* _Records shown_:
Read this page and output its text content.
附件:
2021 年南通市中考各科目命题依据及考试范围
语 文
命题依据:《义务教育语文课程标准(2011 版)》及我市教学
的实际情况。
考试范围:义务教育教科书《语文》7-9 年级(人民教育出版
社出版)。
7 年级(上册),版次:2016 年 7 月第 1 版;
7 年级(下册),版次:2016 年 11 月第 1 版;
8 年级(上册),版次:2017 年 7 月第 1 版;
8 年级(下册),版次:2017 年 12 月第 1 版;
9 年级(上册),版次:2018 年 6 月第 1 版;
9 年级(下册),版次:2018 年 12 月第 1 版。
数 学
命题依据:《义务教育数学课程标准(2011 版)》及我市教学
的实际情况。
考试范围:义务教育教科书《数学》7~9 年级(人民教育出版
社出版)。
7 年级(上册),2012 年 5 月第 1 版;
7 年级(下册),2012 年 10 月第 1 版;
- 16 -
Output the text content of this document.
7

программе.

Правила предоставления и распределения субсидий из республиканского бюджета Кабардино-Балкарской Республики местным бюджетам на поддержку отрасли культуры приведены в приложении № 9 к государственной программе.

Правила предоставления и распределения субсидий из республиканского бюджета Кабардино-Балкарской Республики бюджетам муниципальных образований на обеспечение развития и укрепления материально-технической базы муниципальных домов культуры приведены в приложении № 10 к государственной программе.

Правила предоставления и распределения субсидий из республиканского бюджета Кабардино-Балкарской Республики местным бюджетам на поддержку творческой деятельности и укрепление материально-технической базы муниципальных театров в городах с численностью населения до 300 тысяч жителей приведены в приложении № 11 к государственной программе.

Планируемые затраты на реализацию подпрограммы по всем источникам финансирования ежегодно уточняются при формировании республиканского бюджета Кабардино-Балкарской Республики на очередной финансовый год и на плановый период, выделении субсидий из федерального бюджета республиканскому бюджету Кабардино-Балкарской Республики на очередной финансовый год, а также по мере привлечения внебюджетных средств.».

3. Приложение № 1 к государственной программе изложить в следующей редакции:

* _Exercise aim_: Pick out every line of the listing containing the word "предоставления", and show those lines.

* _Solution for this exercise_:
Правила предоставления и распределения субсидий из республиканского бюджета Кабардино-Балкарской Республики местным бюджетам на поддержку отрасли культуры приведены в приложении № 9 к государственной программе.
Правила предоставления и распределения субсидий из республиканского бюджета Кабардино-Балкарской Республики бюджетам муниципальных образований на обеспечение развития и укрепления материально-технической базы муниципальных домов культуры приведены в приложении № 10 к государственной программе.
Правила предоставления и распределения субсидий из республиканского бюджета Кабардино-Балкарской Республики местным бюджетам на поддержку творческой деятельности и укрепление материально-технической базы муниципальных театров в городах с численностью населения до 300 тысяч жителей приведены в приложении № 11 к государственной программе.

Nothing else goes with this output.